### Data for the task ###
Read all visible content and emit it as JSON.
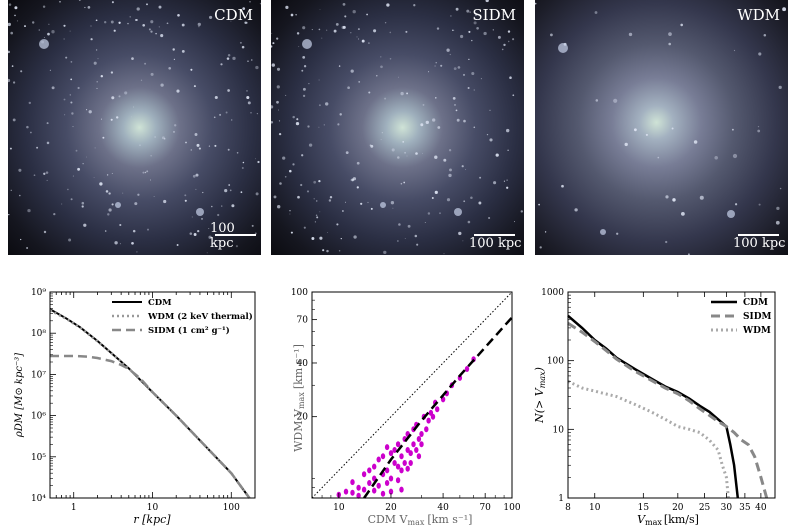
{
  "simulations": [
    {
      "label": "CDM",
      "scale_bar": "100 kpc"
    },
    {
      "label": "SIDM",
      "scale_bar": "100 kpc"
    },
    {
      "label": "WDM",
      "scale_bar": "100 kpc"
    }
  ],
  "chart_data": [
    {
      "type": "line",
      "xlabel": "r [kpc]",
      "ylabel": "ρDM [M⊙ kpc⁻³]",
      "xscale": "log",
      "yscale": "log",
      "xlim": [
        0.5,
        200
      ],
      "ylim": [
        10000,
        1000000000
      ],
      "x_ticks": [
        "1",
        "10",
        "100"
      ],
      "y_ticks": [
        "10⁴",
        "10⁵",
        "10⁶",
        "10⁷",
        "10⁸",
        "10⁹"
      ],
      "legend_position": "top-right",
      "series": [
        {
          "name": "CDM",
          "color": "#000000",
          "style": "solid",
          "x": [
            0.5,
            0.8,
            1.2,
            2,
            3,
            5,
            10,
            20,
            50,
            100,
            170
          ],
          "y": [
            380000000,
            230000000,
            140000000,
            65000000,
            33000000,
            14000000,
            3700000,
            1000000,
            160000,
            40000,
            10000
          ]
        },
        {
          "name": "WDM (2 keV thermal)",
          "color": "#999999",
          "style": "dotted",
          "x": [
            0.5,
            0.8,
            1.2,
            2,
            3,
            5,
            10,
            20,
            50,
            100,
            170
          ],
          "y": [
            360000000,
            225000000,
            138000000,
            64000000,
            33000000,
            14000000,
            3700000,
            1000000,
            160000,
            40000,
            10000
          ]
        },
        {
          "name": "SIDM (1 cm² g⁻¹)",
          "color": "#888888",
          "style": "dashed",
          "x": [
            0.5,
            1,
            1.5,
            2,
            3,
            4,
            5,
            7,
            10,
            20,
            50,
            100,
            170
          ],
          "y": [
            28000000,
            28000000,
            27000000,
            25000000,
            21000000,
            17000000,
            13500000,
            8000000,
            3700000,
            1000000,
            160000,
            40000,
            10000
          ]
        }
      ]
    },
    {
      "type": "scatter",
      "xlabel": "CDM V",
      "xlabel_sub": "max",
      "xlabel_unit": "[km s⁻¹]",
      "ylabel": "WDM V",
      "ylabel_sub": "max",
      "ylabel_unit": "[km s⁻¹]",
      "xscale": "log",
      "yscale": "log",
      "xlim": [
        7,
        100
      ],
      "ylim": [
        7,
        100
      ],
      "x_ticks": [
        "10",
        "20",
        "40",
        "70",
        "100"
      ],
      "y_ticks": [
        "20",
        "40",
        "70",
        "100"
      ],
      "one_to_one_line": true,
      "fit_line": {
        "x": [
          14,
          20,
          30,
          50,
          100
        ],
        "y": [
          7,
          11.5,
          19,
          34,
          72
        ]
      },
      "point_color": "#cc00cc",
      "points": [
        [
          12,
          7.5
        ],
        [
          13,
          8
        ],
        [
          14,
          7.8
        ],
        [
          15,
          8.5
        ],
        [
          16,
          9
        ],
        [
          17,
          8.2
        ],
        [
          18,
          9.5
        ],
        [
          19,
          10
        ],
        [
          20,
          9
        ],
        [
          21,
          11
        ],
        [
          22,
          10.5
        ],
        [
          23,
          12
        ],
        [
          24,
          11
        ],
        [
          25,
          13
        ],
        [
          26,
          12.5
        ],
        [
          27,
          14
        ],
        [
          28,
          13
        ],
        [
          29,
          15
        ],
        [
          30,
          16
        ],
        [
          32,
          17
        ],
        [
          33,
          19
        ],
        [
          35,
          20
        ],
        [
          37,
          22
        ],
        [
          40,
          25
        ],
        [
          42,
          27
        ],
        [
          45,
          30
        ],
        [
          50,
          33
        ],
        [
          55,
          37
        ],
        [
          60,
          42
        ],
        [
          16,
          10.5
        ],
        [
          17,
          11.5
        ],
        [
          18,
          12
        ],
        [
          19,
          8.5
        ],
        [
          21,
          13
        ],
        [
          22,
          14
        ],
        [
          23,
          10
        ],
        [
          24,
          15
        ],
        [
          25,
          16
        ],
        [
          26,
          11
        ],
        [
          27,
          17
        ],
        [
          28,
          18
        ],
        [
          14,
          9.5
        ],
        [
          15,
          10
        ],
        [
          13,
          7.2
        ],
        [
          12,
          8.6
        ],
        [
          20,
          12.5
        ],
        [
          19,
          13.5
        ],
        [
          18,
          7.4
        ],
        [
          22,
          8.8
        ],
        [
          25,
          10.2
        ],
        [
          30,
          14
        ],
        [
          31,
          20
        ],
        [
          34,
          21
        ],
        [
          36,
          24
        ],
        [
          10,
          7.3
        ],
        [
          11,
          7.6
        ],
        [
          16,
          7.7
        ],
        [
          20,
          7.6
        ],
        [
          23,
          7.8
        ],
        [
          29,
          12
        ]
      ]
    },
    {
      "type": "line",
      "xlabel": "V",
      "xlabel_sub": "max",
      "xlabel_unit": "[km/s]",
      "ylabel": "N(> V",
      "ylabel_sub": "max",
      "ylabel_end": ")",
      "xscale": "log",
      "yscale": "log",
      "xlim": [
        8,
        45
      ],
      "ylim": [
        1,
        1000
      ],
      "x_ticks": [
        "8",
        "10",
        "15",
        "20",
        "25",
        "30",
        "35",
        "40"
      ],
      "y_ticks": [
        "1",
        "10",
        "100",
        "1000"
      ],
      "legend_position": "top-right",
      "series": [
        {
          "name": "CDM",
          "color": "#000000",
          "style": "solid",
          "x": [
            8,
            9,
            10,
            11,
            12,
            14,
            16,
            18,
            20,
            22,
            24,
            26,
            28,
            30,
            31,
            32,
            33
          ],
          "y": [
            450,
            300,
            200,
            150,
            110,
            75,
            55,
            42,
            35,
            28,
            22,
            18,
            14,
            11,
            6,
            3,
            1
          ]
        },
        {
          "name": "SIDM",
          "color": "#888888",
          "style": "dashed",
          "x": [
            8,
            9,
            10,
            11,
            12,
            14,
            16,
            18,
            20,
            22,
            24,
            26,
            28,
            30,
            32,
            34,
            36,
            38,
            40,
            42
          ],
          "y": [
            350,
            260,
            190,
            140,
            105,
            70,
            52,
            40,
            33,
            26,
            20,
            16,
            13,
            11,
            9,
            7,
            6,
            4,
            2,
            1
          ]
        },
        {
          "name": "WDM",
          "color": "#aaaaaa",
          "style": "dotted",
          "x": [
            8,
            9,
            10,
            12,
            14,
            16,
            18,
            20,
            22,
            24,
            26,
            28,
            29,
            30,
            30.5
          ],
          "y": [
            50,
            40,
            36,
            30,
            23,
            18,
            14,
            11,
            10,
            9,
            7,
            5,
            3,
            2,
            1
          ]
        }
      ]
    }
  ]
}
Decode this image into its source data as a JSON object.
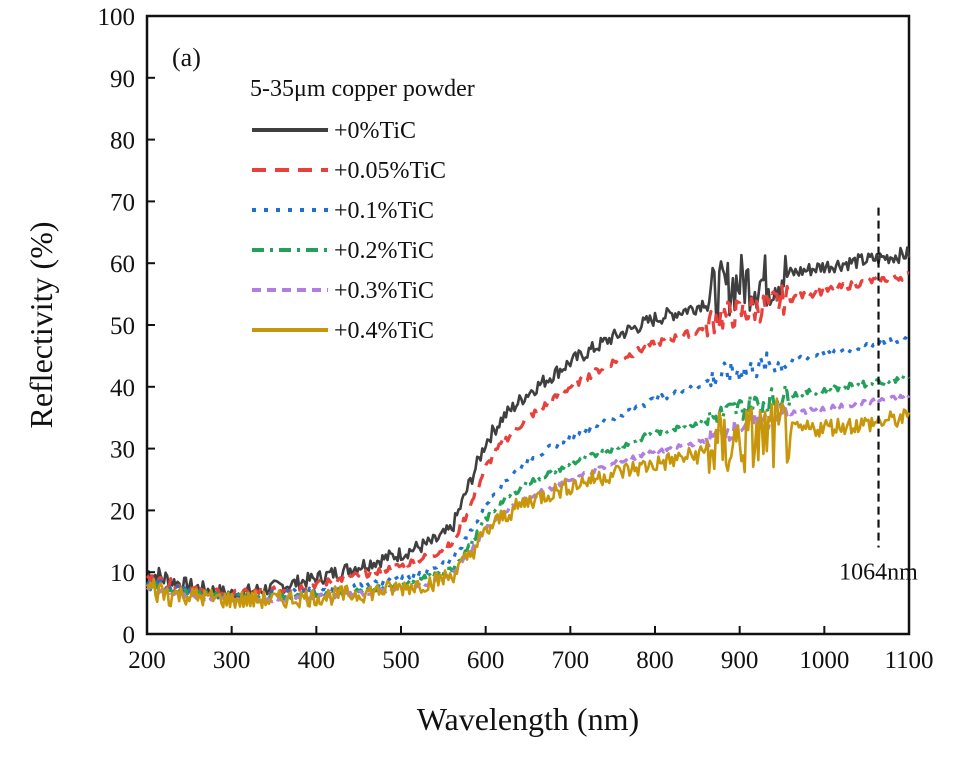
{
  "chart_data": {
    "type": "line",
    "panel_label": "(a)",
    "xlabel": "Wavelength (nm)",
    "ylabel": "Reflectivity (%)",
    "xlim": [
      200,
      1100
    ],
    "ylim": [
      0,
      100
    ],
    "xticks": [
      200,
      300,
      400,
      500,
      600,
      700,
      800,
      900,
      1000,
      1100
    ],
    "yticks": [
      0,
      10,
      20,
      30,
      40,
      50,
      60,
      70,
      80,
      90,
      100
    ],
    "grid": false,
    "legend_title": "5-35μm copper powder",
    "legend_position": "top-left",
    "x": [
      200,
      230,
      260,
      300,
      350,
      400,
      450,
      500,
      540,
      560,
      580,
      600,
      620,
      650,
      700,
      750,
      800,
      850,
      870,
      900,
      930,
      950,
      1000,
      1050,
      1100
    ],
    "series": [
      {
        "name": "+0%TiC",
        "color": "#3f3f3f",
        "dash": "solid",
        "noise": 1.2,
        "values": [
          10,
          8.5,
          7.5,
          6.5,
          7.5,
          9,
          11,
          13,
          15,
          17,
          24,
          31,
          35,
          39,
          44,
          48,
          51,
          53,
          55,
          57,
          57,
          58,
          59.5,
          60.5,
          61.5
        ]
      },
      {
        "name": "+0.05%TiC",
        "color": "#e8413c",
        "dash": "14 9",
        "noise": 0.6,
        "values": [
          9,
          8,
          7,
          6.5,
          7,
          8,
          9.5,
          11,
          13,
          14.5,
          20,
          27,
          31,
          35,
          40,
          44,
          47,
          49,
          51,
          52,
          53,
          54,
          55.5,
          57,
          58
        ]
      },
      {
        "name": "+0.1%TiC",
        "color": "#1f6fd1",
        "dash": "4 8",
        "noise": 0.5,
        "values": [
          8.5,
          7.5,
          6.5,
          6,
          6.5,
          7,
          8,
          9,
          10.5,
          12,
          16,
          21,
          24.5,
          28,
          32,
          35,
          38,
          40,
          41.5,
          42.5,
          43.5,
          44,
          45.5,
          46.5,
          48
        ]
      },
      {
        "name": "+0.2%TiC",
        "color": "#23a05a",
        "dash": "12 6 3 6",
        "noise": 0.5,
        "values": [
          8,
          7,
          6.5,
          6,
          6,
          6.5,
          7,
          8,
          9.5,
          10.5,
          14,
          18.5,
          21.5,
          24.5,
          27.5,
          30,
          32.5,
          34,
          35,
          36.5,
          37.5,
          38.5,
          39.5,
          40.5,
          41.5
        ]
      },
      {
        "name": "+0.3%TiC",
        "color": "#b07de0",
        "dash": "9 6",
        "noise": 0.4,
        "values": [
          7.5,
          6.5,
          6,
          5.5,
          5.5,
          6,
          6.5,
          7.5,
          8.5,
          9.5,
          13,
          17,
          19.5,
          22,
          25,
          27.5,
          29.5,
          31,
          32,
          33.5,
          34.5,
          35.5,
          36.5,
          37.5,
          38.5
        ]
      },
      {
        "name": "+0.4%TiC",
        "color": "#c8960a",
        "dash": "solid",
        "noise": 1.5,
        "values": [
          7.5,
          6.5,
          6,
          5.5,
          5.5,
          6,
          6.5,
          7.5,
          8.5,
          9.5,
          12.5,
          16.5,
          19,
          21.5,
          24,
          26,
          27.5,
          29,
          30,
          31,
          32,
          32.5,
          33.5,
          34,
          35
        ]
      }
    ],
    "annotations": [
      {
        "text": "1064nm",
        "x": 1064,
        "y_range": [
          14,
          69
        ],
        "style": "dashed-vertical"
      }
    ]
  }
}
###
▸ **Exercise objective**: From the listing above, copy all lines holding the word "type".

▸ **Answer to this task**:
      "type": "line",
      "type": "scatter",
      "type": "line",
    "type": "line",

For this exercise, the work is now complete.